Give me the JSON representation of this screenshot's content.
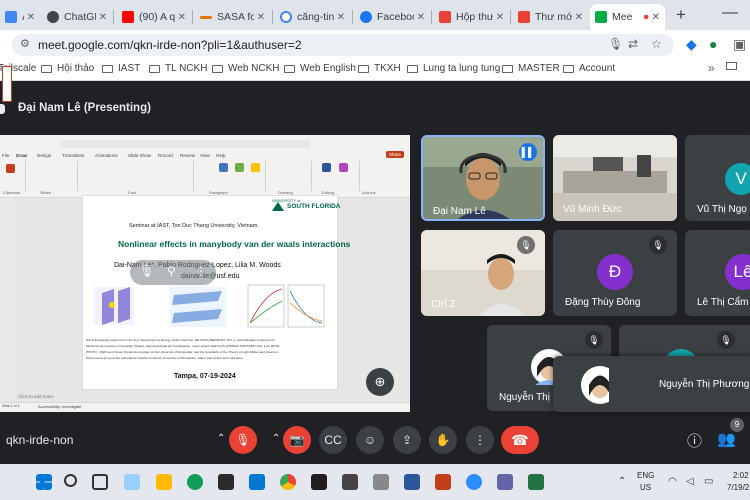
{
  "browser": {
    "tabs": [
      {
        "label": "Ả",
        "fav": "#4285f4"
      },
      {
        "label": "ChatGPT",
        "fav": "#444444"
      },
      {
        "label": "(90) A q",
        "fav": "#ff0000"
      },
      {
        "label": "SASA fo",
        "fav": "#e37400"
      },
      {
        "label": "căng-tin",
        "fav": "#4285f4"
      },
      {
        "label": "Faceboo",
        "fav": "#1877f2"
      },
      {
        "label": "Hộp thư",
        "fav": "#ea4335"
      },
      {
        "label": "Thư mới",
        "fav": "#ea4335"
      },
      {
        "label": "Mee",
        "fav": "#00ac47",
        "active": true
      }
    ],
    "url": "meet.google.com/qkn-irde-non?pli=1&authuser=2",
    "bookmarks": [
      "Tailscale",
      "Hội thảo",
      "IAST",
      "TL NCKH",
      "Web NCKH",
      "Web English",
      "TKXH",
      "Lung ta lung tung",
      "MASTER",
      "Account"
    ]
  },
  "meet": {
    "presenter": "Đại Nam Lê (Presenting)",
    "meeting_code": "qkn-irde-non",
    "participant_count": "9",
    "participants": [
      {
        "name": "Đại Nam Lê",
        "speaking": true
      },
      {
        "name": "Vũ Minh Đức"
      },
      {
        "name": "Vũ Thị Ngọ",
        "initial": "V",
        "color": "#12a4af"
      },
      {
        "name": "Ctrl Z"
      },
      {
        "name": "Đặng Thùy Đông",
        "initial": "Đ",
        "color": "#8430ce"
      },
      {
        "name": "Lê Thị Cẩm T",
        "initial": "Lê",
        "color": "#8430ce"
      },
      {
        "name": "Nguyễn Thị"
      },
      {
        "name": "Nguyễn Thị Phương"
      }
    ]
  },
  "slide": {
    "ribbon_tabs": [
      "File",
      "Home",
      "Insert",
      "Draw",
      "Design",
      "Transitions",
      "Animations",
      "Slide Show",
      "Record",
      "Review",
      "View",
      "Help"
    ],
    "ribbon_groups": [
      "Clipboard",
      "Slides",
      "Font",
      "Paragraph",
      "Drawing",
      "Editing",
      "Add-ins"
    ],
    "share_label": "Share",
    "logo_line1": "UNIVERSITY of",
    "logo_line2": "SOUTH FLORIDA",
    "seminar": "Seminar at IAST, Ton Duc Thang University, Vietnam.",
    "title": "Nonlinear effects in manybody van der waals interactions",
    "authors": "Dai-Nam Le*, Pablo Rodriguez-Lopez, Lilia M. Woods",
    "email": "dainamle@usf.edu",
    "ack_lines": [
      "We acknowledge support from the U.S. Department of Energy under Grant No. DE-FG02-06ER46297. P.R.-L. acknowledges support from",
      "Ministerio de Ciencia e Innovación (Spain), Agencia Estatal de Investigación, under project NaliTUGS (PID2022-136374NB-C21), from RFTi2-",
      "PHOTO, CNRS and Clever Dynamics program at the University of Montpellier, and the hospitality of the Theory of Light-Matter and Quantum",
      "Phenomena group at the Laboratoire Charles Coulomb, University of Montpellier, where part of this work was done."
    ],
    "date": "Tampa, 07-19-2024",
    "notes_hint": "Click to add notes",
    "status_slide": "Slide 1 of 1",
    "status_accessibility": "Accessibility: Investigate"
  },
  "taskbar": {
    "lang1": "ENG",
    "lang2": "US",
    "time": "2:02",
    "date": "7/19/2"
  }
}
...
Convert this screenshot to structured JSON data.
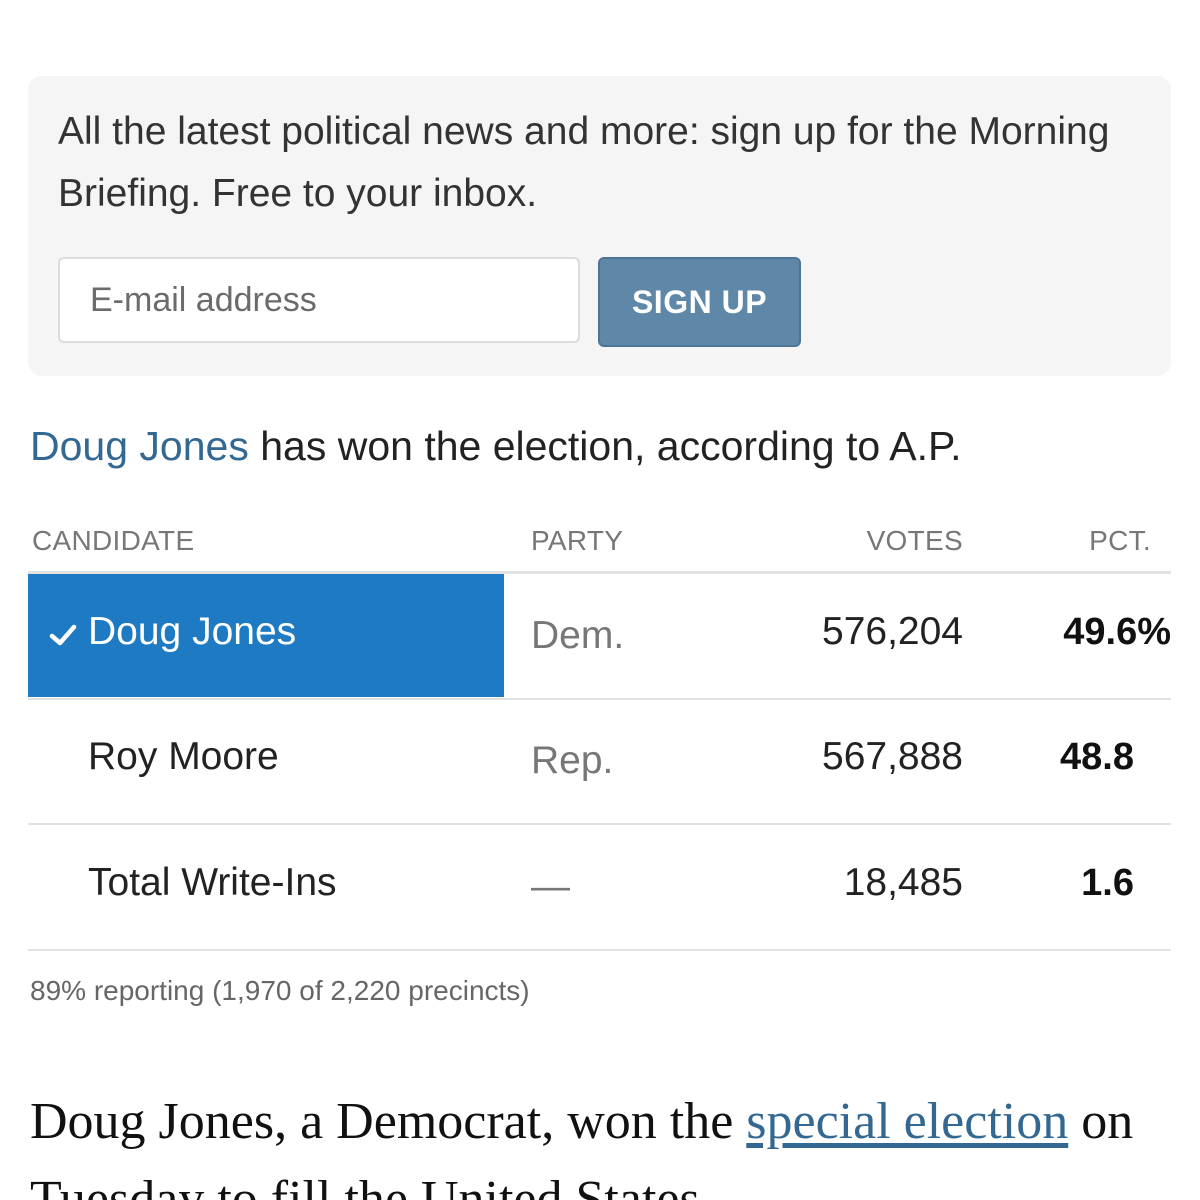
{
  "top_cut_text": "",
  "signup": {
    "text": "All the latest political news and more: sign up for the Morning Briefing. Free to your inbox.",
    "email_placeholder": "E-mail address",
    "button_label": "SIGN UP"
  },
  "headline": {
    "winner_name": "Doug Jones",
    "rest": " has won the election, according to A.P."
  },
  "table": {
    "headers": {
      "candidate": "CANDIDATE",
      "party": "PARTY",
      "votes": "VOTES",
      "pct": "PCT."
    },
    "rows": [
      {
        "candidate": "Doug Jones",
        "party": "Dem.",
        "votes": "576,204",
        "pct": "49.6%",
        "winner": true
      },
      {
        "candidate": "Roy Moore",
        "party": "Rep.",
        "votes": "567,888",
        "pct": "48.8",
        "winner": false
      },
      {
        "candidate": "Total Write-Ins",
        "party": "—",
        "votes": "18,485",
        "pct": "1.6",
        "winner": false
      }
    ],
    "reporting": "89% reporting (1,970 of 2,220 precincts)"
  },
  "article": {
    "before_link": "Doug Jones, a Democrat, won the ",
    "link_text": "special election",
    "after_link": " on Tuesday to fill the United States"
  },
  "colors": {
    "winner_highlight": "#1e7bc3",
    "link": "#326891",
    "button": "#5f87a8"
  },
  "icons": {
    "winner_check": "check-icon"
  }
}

STATED GOAL
Your task is to list each line of the records with the word "from".

SOLUTION FOR THIS EXERCISE
      "We acknowledge support from the U.S. Department of Energy under Grant No. DE-FG02-06ER46297. P.R.-L. acknowledges support from",
      "Ministerio de Ciencia e Innovación (Spain), Agencia Estatal de Investigación, under project NaliTUGS (PID2022-136374NB-C21), from RFTi2-",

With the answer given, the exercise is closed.